» **PROVIDED TEXT**:
▼

# Baby born to temp residents



## stringbean (Jan 27, 2012)

My spouse is the primary sponsored person on a 457 visa. I have seen a lot on the fact that if you are on a temporary visa when the child is born they dont get to be Australian. It is not a big deal either way but I dont like the child being without a country of birth/citizenship. 

What happens to the child in regards to country of birth and citizenship? Will this mess things up for them? We are both Canadian. Any accurate information on this would be very helpful. Have seen all these stories of people leaving Australia to have their babies but that doesnt seem ideal. There was also something I read that it might not effect the child as much as when our child has children of their own. I am 34 and we are here for at least a few years, so I really dont want to wait any longer.

I am aware of the benefits issue already and have found a work around with the waiting period.

Thank you so much!!!


----------



## suresh.narasimha (Dec 13, 2010)

stringbean said:


> My spouse is the primary sponsored person on a 457 visa. I have seen a lot on the fact that if you are on a temporary visa when the child is born they dont get to be Australian. It is not a big deal either way but I dont like the child being without a country of birth/citizenship.

▲

» **MATERIAL SHOWN**:
▼

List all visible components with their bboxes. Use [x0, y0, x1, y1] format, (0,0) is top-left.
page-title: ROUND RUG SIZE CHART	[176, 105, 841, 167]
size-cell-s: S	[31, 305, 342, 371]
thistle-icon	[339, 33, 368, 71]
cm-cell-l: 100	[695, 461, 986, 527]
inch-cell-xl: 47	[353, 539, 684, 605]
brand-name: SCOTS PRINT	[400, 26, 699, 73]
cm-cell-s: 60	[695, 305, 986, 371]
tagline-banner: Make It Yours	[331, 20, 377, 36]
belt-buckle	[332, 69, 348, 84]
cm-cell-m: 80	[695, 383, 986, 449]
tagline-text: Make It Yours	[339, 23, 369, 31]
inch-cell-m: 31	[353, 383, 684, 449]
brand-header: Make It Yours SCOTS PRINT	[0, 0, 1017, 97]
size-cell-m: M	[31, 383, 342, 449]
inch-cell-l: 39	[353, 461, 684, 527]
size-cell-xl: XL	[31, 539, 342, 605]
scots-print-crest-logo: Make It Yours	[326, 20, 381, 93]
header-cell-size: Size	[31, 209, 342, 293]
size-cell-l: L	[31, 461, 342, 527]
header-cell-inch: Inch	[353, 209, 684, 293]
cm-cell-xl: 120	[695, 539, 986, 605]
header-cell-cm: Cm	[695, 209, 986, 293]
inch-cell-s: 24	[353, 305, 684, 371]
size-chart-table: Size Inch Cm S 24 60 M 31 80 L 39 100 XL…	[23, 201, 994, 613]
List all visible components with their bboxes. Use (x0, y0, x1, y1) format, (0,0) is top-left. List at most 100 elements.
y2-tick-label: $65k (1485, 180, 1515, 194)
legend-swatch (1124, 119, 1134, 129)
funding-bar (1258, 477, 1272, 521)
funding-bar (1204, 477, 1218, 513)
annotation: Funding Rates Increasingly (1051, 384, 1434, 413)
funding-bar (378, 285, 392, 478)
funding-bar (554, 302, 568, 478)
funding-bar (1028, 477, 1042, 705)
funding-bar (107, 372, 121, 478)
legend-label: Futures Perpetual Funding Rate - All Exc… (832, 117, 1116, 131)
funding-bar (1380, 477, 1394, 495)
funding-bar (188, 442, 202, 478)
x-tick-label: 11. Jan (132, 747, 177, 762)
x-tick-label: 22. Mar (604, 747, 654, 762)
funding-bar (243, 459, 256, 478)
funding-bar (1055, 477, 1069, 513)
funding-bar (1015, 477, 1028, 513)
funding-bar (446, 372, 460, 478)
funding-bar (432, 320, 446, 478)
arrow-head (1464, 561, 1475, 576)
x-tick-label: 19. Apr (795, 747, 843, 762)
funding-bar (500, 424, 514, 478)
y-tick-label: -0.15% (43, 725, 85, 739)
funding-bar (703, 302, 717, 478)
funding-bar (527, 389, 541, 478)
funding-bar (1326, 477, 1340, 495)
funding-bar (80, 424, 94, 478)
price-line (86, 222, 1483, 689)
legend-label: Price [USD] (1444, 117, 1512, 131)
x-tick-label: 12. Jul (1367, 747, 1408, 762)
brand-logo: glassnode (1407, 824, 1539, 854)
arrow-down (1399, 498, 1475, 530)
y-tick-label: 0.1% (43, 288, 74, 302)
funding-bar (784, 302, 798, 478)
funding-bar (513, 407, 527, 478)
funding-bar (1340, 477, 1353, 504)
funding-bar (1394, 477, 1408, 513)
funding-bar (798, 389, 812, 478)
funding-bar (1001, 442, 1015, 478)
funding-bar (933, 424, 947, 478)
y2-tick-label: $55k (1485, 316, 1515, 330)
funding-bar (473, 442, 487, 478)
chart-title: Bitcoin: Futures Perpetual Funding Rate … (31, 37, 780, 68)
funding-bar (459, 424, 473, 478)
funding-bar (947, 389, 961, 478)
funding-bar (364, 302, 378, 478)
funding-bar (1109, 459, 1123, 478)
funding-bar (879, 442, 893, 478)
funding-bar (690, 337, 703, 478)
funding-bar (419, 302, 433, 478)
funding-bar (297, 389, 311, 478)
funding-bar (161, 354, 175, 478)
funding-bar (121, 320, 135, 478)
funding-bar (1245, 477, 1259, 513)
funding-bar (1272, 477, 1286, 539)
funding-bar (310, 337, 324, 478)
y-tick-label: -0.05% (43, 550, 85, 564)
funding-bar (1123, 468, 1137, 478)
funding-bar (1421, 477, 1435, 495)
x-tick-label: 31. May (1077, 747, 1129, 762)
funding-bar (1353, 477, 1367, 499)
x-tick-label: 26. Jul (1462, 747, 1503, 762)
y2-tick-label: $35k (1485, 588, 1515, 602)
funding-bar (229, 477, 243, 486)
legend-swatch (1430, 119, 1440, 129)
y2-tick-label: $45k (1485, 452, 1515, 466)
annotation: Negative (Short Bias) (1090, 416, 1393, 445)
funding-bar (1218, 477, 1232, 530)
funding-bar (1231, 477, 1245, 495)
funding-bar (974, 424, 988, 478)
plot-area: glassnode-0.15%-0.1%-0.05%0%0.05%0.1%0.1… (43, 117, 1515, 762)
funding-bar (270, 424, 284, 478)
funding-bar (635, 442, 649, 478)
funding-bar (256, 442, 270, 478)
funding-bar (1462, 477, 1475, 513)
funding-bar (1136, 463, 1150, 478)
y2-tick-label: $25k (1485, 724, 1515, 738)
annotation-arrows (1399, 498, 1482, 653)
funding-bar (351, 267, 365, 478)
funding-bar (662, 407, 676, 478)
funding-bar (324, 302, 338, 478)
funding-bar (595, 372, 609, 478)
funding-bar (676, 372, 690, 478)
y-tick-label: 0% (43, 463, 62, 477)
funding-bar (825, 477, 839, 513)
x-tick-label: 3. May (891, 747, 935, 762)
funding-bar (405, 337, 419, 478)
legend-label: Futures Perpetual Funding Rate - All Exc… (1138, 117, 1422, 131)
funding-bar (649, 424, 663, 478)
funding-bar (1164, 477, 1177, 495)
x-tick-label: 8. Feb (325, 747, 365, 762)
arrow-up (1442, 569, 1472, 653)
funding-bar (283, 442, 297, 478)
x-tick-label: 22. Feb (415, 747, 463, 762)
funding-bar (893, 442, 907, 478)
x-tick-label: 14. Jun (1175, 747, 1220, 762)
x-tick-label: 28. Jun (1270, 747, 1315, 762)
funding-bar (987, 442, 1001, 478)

▲

» **INSTRUCTIONS FOR THE TASK**:
Extend the forum thread about a baby born to temporary residents, starting right after its last sentence.

» **EXPECTED ANSWER**:
> 
> What happens to the child in regards to country of birth and citizenship? Will this mess things up for them? We are both Canadian. Any accurate information on this would be very helpful. Have seen all these stories of people leaving Australia to have their babies but that doesnt seem ideal. There was also something I read that it might not effect the child as much as when our child has children of their own. I am 34 and we are here for at least a few years, so I really dont want to wait any longer.
> 
> ...


Hi

Australia use to give Citizenship prior to 1986 for any child born here. This is no longer available.

My daughter was born in Sydney a year back. Me and my wife are from India, so my daughter got Indian citizenship. I have applied for Indian passport.

So is your case as well. You need to apply for Canadian passport. Your baby will not get the baby bonus as well.

Hope this helps.

Cheers and good luck!!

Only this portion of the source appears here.